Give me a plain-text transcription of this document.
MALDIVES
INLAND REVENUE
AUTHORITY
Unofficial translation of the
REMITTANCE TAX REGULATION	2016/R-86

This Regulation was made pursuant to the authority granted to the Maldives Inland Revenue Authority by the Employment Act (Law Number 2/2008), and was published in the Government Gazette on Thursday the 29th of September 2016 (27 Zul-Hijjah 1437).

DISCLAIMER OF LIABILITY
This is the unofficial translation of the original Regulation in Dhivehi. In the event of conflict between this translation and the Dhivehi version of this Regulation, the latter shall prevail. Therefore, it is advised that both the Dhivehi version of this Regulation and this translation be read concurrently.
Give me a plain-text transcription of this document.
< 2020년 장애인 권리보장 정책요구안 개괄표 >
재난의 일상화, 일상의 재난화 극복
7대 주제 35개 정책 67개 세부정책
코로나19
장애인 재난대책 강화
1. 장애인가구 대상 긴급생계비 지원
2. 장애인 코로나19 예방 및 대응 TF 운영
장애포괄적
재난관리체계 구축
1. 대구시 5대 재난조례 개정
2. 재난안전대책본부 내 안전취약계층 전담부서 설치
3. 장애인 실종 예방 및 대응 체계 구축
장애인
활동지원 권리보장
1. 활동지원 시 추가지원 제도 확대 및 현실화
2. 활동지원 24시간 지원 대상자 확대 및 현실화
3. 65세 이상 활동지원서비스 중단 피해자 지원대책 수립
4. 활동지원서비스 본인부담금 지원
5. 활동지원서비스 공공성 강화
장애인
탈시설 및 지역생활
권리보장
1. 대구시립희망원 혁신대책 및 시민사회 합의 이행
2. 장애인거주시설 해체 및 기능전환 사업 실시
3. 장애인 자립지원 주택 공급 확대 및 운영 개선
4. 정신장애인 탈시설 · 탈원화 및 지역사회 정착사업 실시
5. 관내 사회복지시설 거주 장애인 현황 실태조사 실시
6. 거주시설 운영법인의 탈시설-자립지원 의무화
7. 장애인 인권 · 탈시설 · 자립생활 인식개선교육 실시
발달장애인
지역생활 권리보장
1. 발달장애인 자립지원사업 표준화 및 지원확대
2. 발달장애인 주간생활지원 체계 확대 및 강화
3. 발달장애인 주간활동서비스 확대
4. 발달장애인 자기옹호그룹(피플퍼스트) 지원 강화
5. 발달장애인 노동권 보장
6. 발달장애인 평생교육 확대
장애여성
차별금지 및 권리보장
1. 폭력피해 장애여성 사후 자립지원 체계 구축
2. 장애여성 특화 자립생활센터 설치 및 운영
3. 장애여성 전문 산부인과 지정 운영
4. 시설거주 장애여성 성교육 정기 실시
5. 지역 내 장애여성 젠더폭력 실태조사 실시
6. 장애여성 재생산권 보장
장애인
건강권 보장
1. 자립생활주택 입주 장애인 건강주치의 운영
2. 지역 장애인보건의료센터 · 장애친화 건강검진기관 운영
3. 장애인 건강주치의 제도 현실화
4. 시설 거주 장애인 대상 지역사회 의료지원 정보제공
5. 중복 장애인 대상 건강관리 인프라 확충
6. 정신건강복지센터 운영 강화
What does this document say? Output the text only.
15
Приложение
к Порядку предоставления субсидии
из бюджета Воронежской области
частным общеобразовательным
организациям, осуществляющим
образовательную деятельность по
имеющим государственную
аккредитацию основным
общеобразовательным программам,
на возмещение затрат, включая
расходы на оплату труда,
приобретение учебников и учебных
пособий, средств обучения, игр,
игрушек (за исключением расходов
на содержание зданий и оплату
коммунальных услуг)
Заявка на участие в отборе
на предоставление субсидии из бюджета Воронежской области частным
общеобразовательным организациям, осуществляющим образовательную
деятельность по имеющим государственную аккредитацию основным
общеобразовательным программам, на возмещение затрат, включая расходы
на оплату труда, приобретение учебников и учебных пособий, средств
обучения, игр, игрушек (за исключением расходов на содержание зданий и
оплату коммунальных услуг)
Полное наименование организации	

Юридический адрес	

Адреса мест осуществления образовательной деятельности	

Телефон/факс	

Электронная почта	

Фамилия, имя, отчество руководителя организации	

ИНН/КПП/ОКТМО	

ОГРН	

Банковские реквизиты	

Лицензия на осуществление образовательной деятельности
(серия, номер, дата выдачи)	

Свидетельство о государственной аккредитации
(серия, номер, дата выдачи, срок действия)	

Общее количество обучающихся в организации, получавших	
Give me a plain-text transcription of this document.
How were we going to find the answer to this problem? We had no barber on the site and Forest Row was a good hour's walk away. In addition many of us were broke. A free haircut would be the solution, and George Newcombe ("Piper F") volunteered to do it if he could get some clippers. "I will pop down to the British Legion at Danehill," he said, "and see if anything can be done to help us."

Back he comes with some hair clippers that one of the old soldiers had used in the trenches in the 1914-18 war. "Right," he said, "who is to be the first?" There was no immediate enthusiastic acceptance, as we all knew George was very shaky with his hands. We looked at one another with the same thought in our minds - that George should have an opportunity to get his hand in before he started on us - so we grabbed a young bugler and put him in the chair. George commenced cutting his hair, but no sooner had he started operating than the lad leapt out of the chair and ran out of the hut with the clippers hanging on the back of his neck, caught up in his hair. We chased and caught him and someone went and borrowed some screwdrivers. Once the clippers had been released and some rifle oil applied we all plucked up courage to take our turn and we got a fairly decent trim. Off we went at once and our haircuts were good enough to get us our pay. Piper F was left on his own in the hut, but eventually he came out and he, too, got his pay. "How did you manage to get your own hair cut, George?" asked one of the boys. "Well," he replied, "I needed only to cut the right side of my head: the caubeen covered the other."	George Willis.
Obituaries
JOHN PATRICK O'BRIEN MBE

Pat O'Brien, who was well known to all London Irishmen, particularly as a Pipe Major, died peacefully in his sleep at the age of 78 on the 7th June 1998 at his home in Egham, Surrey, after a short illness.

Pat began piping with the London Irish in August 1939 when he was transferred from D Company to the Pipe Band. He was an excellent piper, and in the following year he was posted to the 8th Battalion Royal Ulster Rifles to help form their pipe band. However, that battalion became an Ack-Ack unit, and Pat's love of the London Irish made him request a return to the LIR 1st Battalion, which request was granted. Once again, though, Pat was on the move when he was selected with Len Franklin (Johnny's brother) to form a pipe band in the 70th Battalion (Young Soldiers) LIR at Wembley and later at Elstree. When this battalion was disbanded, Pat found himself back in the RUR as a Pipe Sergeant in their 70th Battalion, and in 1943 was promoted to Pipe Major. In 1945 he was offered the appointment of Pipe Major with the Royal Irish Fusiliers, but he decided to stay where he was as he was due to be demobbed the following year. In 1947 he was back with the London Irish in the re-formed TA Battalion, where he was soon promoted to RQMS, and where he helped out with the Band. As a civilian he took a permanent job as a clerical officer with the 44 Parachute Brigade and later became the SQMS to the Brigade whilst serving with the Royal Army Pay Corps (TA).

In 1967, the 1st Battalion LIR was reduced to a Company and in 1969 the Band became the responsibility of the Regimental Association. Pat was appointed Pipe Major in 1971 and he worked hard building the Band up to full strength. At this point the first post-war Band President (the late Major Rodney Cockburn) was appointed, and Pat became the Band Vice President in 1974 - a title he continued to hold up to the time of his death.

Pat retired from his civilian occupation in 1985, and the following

» **Given request**
Write the data out again in full and exactly.

» **Exercise output**
Give me a plain-text transcription of this document.
MALDIVES
INLAND REVENUE
AUTHORITY
Unofficial translation of the
REMITTANCE TAX REGULATION	2016/R-86

This Regulation was made pursuant to the authority granted to the Maldives Inland Revenue Authority by the Employment Act (Law Number 2/2008), and was published in the Government Gazette on Thursday the 29th of September 2016 (27 Zul-Hijjah 1437).

DISCLAIMER OF LIABILITY
This is the unofficial translation of the original Regulation in Dhivehi. In the event of conflict between this translation and the Dhivehi version of this Regulation, the latter shall prevail. Therefore, it is advised that both the Dhivehi version of this Regulation and this translation be read concurrently.
Give me a plain-text transcription of this document.
< 2020년 장애인 권리보장 정책요구안 개괄표 >
재난의 일상화, 일상의 재난화 극복
7대 주제 35개 정책 67개 세부정책
코로나19
장애인 재난대책 강화
1. 장애인가구 대상 긴급생계비 지원
2. 장애인 코로나19 예방 및 대응 TF 운영
장애포괄적
재난관리체계 구축
1. 대구시 5대 재난조례 개정
2. 재난안전대책본부 내 안전취약계층 전담부서 설치
3. 장애인 실종 예방 및 대응 체계 구축
장애인
활동지원 권리보장
1. 활동지원 시 추가지원 제도 확대 및 현실화
2. 활동지원 24시간 지원 대상자 확대 및 현실화
3. 65세 이상 활동지원서비스 중단 피해자 지원대책 수립
4. 활동지원서비스 본인부담금 지원
5. 활동지원서비스 공공성 강화
장애인
탈시설 및 지역생활
권리보장
1. 대구시립희망원 혁신대책 및 시민사회 합의 이행
2. 장애인거주시설 해체 및 기능전환 사업 실시
3. 장애인 자립지원 주택 공급 확대 및 운영 개선
4. 정신장애인 탈시설 · 탈원화 및 지역사회 정착사업 실시
5. 관내 사회복지시설 거주 장애인 현황 실태조사 실시
6. 거주시설 운영법인의 탈시설-자립지원 의무화
7. 장애인 인권 · 탈시설 · 자립생활 인식개선교육 실시
발달장애인
지역생활 권리보장
1. 발달장애인 자립지원사업 표준화 및 지원확대
2. 발달장애인 주간생활지원 체계 확대 및 강화
3. 발달장애인 주간활동서비스 확대
4. 발달장애인 자기옹호그룹(피플퍼스트) 지원 강화
5. 발달장애인 노동권 보장
6. 발달장애인 평생교육 확대
장애여성
차별금지 및 권리보장
1. 폭력피해 장애여성 사후 자립지원 체계 구축
2. 장애여성 특화 자립생활센터 설치 및 운영
3. 장애여성 전문 산부인과 지정 운영
4. 시설거주 장애여성 성교육 정기 실시
5. 지역 내 장애여성 젠더폭력 실태조사 실시
6. 장애여성 재생산권 보장
장애인
건강권 보장
1. 자립생활주택 입주 장애인 건강주치의 운영
2. 지역 장애인보건의료센터 · 장애친화 건강검진기관 운영
3. 장애인 건강주치의 제도 현실화
4. 시설 거주 장애인 대상 지역사회 의료지원 정보제공
5. 중복 장애인 대상 건강관리 인프라 확충
6. 정신건강복지센터 운영 강화
What does this document say? Output the text only.
15
Приложение
к Порядку предоставления субсидии
из бюджета Воронежской области
частным общеобразовательным
организациям, осуществляющим
образовательную деятельность по
имеющим государственную
аккредитацию основным
общеобразовательным программам,
на возмещение затрат, включая
расходы на оплату труда,
приобретение учебников и учебных
пособий, средств обучения, игр,
игрушек (за исключением расходов
на содержание зданий и оплату
коммунальных услуг)
Заявка на участие в отборе
на предоставление субсидии из бюджета Воронежской области частным
общеобразовательным организациям, осуществляющим образовательную
деятельность по имеющим государственную аккредитацию основным
общеобразовательным программам, на возмещение затрат, включая расходы
на оплату труда, приобретение учебников и учебных пособий, средств
обучения, игр, игрушек (за исключением расходов на содержание зданий и
оплату коммунальных услуг)
Полное наименование организации	

Юридический адрес	

Адреса мест осуществления образовательной деятельности	

Телефон/факс	

Электронная почта	

Фамилия, имя, отчество руководителя организации	

ИНН/КПП/ОКТМО	

ОГРН	

Банковские реквизиты	

Лицензия на осуществление образовательной деятельности
(серия, номер, дата выдачи)	

Свидетельство о государственной аккредитации
(серия, номер, дата выдачи, срок действия)	

Общее количество обучающихся в организации, получавших	
Give me a plain-text transcription of this document.
How were we going to find the answer to this problem? We had no barber on the site and Forest Row was a good hour's walk away. In addition many of us were broke. A free haircut would be the solution, and George Newcombe ("Piper F") volunteered to do it if he could get some clippers. "I will pop down to the British Legion at Danehill," he said, "and see if anything can be done to help us."

Back he comes with some hair clippers that one of the old soldiers had used in the trenches in the 1914-18 war. "Right," he said, "who is to be the first?" There was no immediate enthusiastic acceptance, as we all knew George was very shaky with his hands. We looked at one another with the same thought in our minds - that George should have an opportunity to get his hand in before he started on us - so we grabbed a young bugler and put him in the chair. George commenced cutting his hair, but no sooner had he started operating than the lad leapt out of the chair and ran out of the hut with the clippers hanging on the back of his neck, caught up in his hair. We chased and caught him and someone went and borrowed some screwdrivers. Once the clippers had been released and some rifle oil applied we all plucked up courage to take our turn and we got a fairly decent trim. Off we went at once and our haircuts were good enough to get us our pay. Piper F was left on his own in the hut, but eventually he came out and he, too, got his pay. "How did you manage to get your own hair cut, George?" asked one of the boys. "Well," he replied, "I needed only to cut the right side of my head: the caubeen covered the other."	George Willis.
Obituaries
JOHN PATRICK O'BRIEN MBE

Pat O'Brien, who was well known to all London Irishmen, particularly as a Pipe Major, died peacefully in his sleep at the age of 78 on the 7th June 1998 at his home in Egham, Surrey, after a short illness.

Pat began piping with the London Irish in August 1939 when he was transferred from D Company to the Pipe Band. He was an excellent piper, and in the following year he was posted to the 8th Battalion Royal Ulster Rifles to help form their pipe band. However, that battalion became an Ack-Ack unit, and Pat's love of the London Irish made him request a return to the LIR 1st Battalion, which request was granted. Once again, though, Pat was on the move when he was selected with Len Franklin (Johnny's brother) to form a pipe band in the 70th Battalion (Young Soldiers) LIR at Wembley and later at Elstree. When this battalion was disbanded, Pat found himself back in the RUR as a Pipe Sergeant in their 70th Battalion, and in 1943 was promoted to Pipe Major. In 1945 he was offered the appointment of Pipe Major with the Royal Irish Fusiliers, but he decided to stay where he was as he was due to be demobbed the following year. In 1947 he was back with the London Irish in the re-formed TA Battalion, where he was soon promoted to RQMS, and where he helped out with the Band. As a civilian he took a permanent job as a clerical officer with the 44 Parachute Brigade and later became the SQMS to the Brigade whilst serving with the Royal Army Pay Corps (TA).

In 1967, the 1st Battalion LIR was reduced to a Company and in 1969 the Band became the responsibility of the Regimental Association. Pat was appointed Pipe Major in 1971 and he worked hard building the Band up to full strength. At this point the first post-war Band President (the late Major Rodney Cockburn) was appointed, and Pat became the Band Vice President in 1974 - a title he continued to hold up to the time of his death.

Pat retired from his civilian occupation in 1985, and the following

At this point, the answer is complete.